Direction
In the entries below, identify every line with the string "span" and copy it.

Data for processing
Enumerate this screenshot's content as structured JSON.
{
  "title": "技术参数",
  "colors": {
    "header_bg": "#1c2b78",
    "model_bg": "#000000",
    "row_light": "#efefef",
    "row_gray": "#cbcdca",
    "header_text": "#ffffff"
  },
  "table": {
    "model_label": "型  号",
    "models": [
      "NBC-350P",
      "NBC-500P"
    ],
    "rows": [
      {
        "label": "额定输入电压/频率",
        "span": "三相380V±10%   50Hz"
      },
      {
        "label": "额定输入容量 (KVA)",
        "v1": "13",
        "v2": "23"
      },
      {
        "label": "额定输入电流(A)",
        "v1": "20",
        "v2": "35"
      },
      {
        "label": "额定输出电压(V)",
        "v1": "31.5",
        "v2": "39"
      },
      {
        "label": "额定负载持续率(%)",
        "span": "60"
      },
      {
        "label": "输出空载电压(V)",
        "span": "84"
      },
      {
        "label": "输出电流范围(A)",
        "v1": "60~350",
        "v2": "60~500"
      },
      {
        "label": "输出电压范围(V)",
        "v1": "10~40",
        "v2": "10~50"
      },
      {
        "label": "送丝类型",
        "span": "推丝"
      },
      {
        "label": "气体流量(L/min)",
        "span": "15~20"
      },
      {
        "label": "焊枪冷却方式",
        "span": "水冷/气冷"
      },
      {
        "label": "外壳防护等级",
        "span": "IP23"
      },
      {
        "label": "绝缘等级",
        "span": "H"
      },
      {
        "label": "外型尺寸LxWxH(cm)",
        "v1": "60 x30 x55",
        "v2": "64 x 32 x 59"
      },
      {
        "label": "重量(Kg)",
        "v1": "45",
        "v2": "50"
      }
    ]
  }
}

Solution to this problem
        "span": "三相380V±10%   50Hz"
        "span": "60"
        "span": "84"
        "span": "推丝"
        "span": "15~20"
        "span": "水冷/气冷"
        "span": "IP23"
        "span": "H"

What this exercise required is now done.